TO BE DONE
From the entries below, copy out every line with "share" in it.

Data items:
** start **
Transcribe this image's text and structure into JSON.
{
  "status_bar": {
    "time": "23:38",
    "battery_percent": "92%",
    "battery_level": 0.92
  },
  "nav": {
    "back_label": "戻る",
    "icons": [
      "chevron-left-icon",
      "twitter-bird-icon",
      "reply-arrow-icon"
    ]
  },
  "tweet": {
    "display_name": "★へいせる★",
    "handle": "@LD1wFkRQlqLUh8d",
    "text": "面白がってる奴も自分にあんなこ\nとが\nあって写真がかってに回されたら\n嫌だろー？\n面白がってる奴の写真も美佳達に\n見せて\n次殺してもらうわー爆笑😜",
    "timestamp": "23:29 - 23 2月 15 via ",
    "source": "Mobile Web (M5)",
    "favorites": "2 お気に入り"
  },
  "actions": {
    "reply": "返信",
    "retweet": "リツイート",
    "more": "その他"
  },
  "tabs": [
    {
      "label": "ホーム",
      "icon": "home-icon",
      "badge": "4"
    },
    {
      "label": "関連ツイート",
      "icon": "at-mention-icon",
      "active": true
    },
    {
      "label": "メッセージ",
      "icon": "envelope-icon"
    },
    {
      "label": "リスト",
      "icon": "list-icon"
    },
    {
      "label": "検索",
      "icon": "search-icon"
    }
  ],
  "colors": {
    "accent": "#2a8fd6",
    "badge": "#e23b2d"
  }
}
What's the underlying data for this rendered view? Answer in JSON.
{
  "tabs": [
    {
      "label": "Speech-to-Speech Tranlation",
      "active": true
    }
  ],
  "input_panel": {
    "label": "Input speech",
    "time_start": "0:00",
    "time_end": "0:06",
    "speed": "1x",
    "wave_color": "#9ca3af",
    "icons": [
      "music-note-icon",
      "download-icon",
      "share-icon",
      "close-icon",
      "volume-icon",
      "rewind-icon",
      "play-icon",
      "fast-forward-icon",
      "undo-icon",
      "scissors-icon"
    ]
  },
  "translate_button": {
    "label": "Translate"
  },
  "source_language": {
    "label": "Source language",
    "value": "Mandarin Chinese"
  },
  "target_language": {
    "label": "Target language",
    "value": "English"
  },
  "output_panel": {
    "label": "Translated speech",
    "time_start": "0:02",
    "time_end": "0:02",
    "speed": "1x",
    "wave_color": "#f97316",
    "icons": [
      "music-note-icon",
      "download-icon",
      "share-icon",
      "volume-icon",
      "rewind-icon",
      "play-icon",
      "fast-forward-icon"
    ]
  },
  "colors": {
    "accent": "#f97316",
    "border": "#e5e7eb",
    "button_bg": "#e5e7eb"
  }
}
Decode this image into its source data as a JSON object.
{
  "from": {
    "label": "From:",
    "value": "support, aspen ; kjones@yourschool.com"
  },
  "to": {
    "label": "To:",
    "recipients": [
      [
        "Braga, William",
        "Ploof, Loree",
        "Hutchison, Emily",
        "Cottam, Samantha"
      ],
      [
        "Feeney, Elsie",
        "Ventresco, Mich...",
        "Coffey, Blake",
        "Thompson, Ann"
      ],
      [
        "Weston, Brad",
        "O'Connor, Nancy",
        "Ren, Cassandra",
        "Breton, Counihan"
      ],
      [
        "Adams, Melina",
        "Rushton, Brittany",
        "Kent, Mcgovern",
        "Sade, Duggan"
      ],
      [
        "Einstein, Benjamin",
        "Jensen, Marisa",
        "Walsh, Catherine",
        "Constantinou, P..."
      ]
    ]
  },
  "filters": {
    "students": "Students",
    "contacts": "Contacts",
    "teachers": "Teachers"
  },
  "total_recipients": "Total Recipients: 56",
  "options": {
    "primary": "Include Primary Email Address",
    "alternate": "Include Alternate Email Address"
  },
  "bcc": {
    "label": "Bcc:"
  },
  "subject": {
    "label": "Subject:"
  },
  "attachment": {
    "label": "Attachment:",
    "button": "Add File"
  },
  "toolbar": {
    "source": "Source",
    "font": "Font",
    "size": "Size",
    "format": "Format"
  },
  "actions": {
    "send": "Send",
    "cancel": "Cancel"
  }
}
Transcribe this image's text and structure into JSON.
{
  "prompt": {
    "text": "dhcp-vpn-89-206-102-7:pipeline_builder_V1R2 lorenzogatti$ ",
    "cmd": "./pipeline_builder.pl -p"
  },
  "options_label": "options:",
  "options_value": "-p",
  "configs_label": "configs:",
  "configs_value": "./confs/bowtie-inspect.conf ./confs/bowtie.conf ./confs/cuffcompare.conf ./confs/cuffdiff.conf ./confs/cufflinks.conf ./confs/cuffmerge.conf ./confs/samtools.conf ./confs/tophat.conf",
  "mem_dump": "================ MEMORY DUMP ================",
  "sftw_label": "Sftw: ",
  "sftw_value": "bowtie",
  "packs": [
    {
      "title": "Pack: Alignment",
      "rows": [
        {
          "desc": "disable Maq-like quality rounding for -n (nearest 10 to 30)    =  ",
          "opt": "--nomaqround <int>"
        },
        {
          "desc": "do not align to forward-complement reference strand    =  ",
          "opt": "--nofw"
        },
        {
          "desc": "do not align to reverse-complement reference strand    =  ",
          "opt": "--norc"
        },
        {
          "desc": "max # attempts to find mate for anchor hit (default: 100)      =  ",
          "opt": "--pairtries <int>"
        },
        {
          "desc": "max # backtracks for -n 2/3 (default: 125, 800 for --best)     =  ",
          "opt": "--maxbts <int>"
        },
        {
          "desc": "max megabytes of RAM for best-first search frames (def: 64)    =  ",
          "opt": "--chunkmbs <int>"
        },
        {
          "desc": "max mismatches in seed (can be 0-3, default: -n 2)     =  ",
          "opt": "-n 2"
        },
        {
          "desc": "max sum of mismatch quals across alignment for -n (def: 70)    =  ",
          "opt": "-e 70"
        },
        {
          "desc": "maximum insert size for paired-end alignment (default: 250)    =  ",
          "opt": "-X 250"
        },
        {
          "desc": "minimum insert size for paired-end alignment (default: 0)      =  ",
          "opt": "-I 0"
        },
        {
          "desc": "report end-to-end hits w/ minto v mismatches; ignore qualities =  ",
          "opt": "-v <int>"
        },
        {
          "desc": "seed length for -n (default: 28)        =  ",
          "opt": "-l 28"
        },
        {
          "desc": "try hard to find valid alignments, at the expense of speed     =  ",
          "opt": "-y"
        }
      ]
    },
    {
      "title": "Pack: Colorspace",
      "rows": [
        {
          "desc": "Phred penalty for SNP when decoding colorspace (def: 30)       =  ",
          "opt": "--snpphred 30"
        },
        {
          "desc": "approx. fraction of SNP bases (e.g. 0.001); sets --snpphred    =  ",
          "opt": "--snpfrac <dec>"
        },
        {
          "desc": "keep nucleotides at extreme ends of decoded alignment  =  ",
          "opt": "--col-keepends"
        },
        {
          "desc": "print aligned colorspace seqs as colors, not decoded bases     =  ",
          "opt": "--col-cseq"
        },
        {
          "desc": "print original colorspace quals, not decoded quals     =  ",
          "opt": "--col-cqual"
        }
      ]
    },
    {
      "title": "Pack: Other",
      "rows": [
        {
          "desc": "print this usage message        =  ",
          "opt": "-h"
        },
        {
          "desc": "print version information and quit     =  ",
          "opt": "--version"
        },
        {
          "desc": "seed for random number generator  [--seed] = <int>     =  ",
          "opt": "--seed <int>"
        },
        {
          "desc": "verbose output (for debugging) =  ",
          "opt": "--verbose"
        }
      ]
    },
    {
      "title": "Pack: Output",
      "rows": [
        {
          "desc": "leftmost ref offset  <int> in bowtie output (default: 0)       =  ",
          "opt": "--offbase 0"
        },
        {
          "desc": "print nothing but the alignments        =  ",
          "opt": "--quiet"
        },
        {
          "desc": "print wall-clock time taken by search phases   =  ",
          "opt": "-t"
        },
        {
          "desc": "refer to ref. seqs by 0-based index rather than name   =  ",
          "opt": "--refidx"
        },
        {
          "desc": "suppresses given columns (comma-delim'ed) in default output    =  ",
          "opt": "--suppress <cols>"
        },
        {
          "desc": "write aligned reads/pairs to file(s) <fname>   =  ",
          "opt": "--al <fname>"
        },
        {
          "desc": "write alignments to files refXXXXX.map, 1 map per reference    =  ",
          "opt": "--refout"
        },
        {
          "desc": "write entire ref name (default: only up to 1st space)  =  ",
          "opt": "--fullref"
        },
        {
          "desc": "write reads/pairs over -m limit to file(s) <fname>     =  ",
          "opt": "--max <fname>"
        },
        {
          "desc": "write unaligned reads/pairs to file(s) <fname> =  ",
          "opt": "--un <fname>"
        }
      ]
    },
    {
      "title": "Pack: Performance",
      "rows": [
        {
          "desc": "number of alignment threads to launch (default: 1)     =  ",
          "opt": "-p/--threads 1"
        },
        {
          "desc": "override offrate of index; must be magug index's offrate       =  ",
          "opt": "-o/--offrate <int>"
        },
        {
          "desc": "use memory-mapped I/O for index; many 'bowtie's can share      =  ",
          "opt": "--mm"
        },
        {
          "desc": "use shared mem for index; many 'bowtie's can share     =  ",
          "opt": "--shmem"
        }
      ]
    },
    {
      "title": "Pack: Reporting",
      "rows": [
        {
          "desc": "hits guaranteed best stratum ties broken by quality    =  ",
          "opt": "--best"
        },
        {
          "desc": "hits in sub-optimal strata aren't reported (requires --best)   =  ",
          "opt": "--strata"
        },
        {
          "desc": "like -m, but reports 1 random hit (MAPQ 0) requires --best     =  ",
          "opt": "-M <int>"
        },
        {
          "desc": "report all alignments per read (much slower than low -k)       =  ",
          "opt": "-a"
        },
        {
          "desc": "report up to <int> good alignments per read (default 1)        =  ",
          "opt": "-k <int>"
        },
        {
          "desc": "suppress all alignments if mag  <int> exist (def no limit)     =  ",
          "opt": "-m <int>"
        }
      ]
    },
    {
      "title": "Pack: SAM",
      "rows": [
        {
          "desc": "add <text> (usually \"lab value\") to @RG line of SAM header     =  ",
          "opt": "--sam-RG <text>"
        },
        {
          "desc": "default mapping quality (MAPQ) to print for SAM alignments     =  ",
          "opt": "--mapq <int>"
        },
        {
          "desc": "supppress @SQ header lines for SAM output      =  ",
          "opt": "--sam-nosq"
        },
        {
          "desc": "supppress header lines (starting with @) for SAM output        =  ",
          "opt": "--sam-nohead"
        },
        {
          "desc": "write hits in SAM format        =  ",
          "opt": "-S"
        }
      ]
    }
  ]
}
** end **
WRITTEN SOLUTION
      "share-icon",
      "share-icon",
          "desc": "use memory-mapped I/O for index; many 'bowtie's can share      =  ",
          "desc": "use shared mem for index; many 'bowtie's can share     =  ",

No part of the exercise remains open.